What this task involves -
Copy the records line for line, starting from the very first line and ending with the line that contains "data-point bbox=[343, 362, 347, 367]".

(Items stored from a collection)

+++++

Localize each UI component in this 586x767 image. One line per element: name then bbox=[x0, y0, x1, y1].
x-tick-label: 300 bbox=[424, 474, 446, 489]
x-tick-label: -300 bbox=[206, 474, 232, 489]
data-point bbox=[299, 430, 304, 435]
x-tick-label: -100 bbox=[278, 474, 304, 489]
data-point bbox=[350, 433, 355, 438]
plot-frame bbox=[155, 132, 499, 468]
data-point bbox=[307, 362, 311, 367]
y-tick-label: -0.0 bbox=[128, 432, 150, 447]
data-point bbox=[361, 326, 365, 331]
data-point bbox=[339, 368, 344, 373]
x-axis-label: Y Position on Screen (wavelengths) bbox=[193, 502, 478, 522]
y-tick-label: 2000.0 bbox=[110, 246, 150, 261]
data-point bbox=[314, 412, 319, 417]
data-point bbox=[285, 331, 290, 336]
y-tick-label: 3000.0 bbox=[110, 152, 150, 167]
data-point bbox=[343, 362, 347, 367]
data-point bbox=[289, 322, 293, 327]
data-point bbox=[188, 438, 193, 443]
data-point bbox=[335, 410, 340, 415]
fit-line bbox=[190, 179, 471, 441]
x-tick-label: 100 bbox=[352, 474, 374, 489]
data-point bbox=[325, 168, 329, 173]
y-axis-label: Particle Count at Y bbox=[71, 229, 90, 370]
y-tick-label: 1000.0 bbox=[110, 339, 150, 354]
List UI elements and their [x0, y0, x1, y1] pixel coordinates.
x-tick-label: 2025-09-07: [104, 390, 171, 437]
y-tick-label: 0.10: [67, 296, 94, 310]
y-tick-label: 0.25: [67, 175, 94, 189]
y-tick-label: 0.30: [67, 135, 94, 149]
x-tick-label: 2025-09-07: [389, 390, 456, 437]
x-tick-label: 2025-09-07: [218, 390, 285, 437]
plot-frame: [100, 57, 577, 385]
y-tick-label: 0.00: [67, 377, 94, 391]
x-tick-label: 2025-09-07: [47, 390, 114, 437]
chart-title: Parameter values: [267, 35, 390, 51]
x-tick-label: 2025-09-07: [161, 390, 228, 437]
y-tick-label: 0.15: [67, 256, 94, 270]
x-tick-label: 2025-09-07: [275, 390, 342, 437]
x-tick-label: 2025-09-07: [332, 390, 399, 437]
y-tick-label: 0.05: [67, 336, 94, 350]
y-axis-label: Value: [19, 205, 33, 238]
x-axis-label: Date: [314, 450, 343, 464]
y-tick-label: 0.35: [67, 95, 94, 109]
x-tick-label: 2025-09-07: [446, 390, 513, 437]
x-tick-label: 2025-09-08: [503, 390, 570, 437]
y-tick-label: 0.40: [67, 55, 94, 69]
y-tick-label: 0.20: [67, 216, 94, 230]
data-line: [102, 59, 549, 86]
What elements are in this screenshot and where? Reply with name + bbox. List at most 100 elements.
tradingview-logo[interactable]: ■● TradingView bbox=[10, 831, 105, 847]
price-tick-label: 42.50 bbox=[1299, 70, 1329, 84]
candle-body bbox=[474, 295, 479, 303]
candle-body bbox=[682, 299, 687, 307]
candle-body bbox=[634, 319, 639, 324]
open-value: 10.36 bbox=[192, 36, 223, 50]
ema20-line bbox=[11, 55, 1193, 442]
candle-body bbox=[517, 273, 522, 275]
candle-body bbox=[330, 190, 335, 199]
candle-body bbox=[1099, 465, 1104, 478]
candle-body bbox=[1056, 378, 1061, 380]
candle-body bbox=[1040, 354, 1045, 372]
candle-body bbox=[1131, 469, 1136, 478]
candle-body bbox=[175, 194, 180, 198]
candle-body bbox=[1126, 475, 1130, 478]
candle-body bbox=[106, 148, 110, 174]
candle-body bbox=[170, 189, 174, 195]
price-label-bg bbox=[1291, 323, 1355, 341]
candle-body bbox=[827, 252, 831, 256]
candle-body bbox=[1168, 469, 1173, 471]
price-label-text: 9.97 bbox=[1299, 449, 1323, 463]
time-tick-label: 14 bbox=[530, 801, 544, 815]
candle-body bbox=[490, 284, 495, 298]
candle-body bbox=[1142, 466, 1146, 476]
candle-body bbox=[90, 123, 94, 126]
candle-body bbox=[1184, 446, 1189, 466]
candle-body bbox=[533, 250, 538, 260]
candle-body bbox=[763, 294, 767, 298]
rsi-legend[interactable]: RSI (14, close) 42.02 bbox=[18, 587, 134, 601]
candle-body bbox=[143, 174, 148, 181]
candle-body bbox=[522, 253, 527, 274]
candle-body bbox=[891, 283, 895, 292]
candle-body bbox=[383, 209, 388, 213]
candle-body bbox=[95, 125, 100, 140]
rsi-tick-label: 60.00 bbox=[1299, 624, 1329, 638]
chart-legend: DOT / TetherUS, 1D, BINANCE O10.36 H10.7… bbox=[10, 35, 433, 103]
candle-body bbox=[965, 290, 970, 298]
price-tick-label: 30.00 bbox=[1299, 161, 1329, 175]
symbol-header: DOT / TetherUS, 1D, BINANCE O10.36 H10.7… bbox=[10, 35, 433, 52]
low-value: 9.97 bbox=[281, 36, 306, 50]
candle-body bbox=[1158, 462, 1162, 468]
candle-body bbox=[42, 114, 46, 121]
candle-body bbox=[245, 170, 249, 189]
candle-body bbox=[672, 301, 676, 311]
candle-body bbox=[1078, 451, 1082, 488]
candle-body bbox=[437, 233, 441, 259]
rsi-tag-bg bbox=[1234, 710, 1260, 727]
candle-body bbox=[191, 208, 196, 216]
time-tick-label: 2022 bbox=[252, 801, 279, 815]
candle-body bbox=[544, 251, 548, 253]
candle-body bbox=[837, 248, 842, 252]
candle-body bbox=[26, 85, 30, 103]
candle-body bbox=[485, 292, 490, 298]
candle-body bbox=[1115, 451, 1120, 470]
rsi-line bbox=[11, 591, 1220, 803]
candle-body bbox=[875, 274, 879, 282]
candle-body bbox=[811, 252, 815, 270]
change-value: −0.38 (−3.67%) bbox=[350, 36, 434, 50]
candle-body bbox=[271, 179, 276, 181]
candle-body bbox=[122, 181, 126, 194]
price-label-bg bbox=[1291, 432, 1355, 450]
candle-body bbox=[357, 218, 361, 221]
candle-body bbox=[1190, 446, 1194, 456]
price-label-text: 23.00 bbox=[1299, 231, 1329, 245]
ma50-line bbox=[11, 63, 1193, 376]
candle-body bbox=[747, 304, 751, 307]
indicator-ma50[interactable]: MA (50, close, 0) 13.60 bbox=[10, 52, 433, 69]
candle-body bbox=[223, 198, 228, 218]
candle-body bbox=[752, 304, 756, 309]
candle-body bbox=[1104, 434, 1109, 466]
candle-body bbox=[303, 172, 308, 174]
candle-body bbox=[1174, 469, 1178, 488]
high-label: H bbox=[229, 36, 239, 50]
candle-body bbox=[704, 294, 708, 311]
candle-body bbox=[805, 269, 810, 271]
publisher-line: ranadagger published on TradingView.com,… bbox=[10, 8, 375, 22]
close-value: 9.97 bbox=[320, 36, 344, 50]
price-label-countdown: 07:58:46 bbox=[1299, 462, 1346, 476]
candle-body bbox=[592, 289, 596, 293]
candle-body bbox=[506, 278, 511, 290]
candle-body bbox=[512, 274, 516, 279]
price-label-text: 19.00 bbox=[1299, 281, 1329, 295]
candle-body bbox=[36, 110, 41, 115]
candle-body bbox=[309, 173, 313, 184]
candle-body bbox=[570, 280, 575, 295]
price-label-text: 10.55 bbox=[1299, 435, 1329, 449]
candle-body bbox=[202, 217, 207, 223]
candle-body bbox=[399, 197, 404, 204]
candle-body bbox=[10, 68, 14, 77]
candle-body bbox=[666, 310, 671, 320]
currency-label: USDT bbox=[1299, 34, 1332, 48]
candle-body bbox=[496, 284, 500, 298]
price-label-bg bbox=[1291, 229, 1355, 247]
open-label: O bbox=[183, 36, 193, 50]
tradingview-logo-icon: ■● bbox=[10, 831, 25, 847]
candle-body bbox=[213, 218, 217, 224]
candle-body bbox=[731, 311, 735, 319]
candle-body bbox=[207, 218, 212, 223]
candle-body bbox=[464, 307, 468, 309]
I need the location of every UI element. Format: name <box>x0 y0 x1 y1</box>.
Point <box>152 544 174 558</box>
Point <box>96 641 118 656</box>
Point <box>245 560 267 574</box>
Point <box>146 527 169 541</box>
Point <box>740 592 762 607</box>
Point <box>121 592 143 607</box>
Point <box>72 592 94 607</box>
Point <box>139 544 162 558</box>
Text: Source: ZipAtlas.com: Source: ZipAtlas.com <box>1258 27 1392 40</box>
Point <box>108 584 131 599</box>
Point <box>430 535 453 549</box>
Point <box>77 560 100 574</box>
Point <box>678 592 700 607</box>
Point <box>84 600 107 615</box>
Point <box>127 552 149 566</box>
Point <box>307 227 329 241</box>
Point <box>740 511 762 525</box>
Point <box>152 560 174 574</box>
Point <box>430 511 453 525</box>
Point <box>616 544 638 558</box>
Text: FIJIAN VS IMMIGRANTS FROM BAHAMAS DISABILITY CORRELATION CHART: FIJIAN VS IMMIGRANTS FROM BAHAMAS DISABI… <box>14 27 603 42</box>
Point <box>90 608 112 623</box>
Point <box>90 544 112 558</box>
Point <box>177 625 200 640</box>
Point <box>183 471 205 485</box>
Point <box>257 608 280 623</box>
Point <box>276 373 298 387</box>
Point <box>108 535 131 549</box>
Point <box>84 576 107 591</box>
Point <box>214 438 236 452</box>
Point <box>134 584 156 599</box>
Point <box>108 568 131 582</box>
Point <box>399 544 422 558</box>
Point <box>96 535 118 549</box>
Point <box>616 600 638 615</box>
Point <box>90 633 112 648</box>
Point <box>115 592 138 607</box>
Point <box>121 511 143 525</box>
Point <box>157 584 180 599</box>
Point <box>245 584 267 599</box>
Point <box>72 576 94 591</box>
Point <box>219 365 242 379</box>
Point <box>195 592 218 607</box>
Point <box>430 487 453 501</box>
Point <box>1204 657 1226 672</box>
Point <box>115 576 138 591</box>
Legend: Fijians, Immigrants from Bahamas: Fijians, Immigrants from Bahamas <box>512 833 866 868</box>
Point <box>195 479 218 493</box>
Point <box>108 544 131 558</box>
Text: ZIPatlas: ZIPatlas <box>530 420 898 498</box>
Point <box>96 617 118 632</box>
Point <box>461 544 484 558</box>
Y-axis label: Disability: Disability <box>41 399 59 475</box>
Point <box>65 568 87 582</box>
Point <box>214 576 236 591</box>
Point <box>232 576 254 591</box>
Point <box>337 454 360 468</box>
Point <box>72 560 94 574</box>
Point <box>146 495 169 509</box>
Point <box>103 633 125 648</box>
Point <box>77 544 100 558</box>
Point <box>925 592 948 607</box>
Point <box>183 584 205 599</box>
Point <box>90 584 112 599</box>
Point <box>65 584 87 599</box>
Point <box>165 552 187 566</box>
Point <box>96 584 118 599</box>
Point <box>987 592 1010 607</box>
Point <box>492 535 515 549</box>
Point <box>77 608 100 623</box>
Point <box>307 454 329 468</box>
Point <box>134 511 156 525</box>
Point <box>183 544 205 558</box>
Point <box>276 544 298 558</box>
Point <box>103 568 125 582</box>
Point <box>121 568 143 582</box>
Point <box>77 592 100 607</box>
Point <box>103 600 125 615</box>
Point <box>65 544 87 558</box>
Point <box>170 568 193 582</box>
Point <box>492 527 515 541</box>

+++++

Task answer -
Localize each UI component in this 586x767 image. One line per element: name then bbox=[x0, y0, x1, y1].
x-tick-label: 300 bbox=[424, 474, 446, 489]
x-tick-label: -300 bbox=[206, 474, 232, 489]
data-point bbox=[299, 430, 304, 435]
x-tick-label: -100 bbox=[278, 474, 304, 489]
data-point bbox=[350, 433, 355, 438]
plot-frame bbox=[155, 132, 499, 468]
data-point bbox=[307, 362, 311, 367]
y-tick-label: -0.0 bbox=[128, 432, 150, 447]
data-point bbox=[361, 326, 365, 331]
data-point bbox=[339, 368, 344, 373]
x-axis-label: Y Position on Screen (wavelengths) bbox=[193, 502, 478, 522]
y-tick-label: 2000.0 bbox=[110, 246, 150, 261]
data-point bbox=[314, 412, 319, 417]
data-point bbox=[285, 331, 290, 336]
y-tick-label: 3000.0 bbox=[110, 152, 150, 167]
data-point bbox=[343, 362, 347, 367]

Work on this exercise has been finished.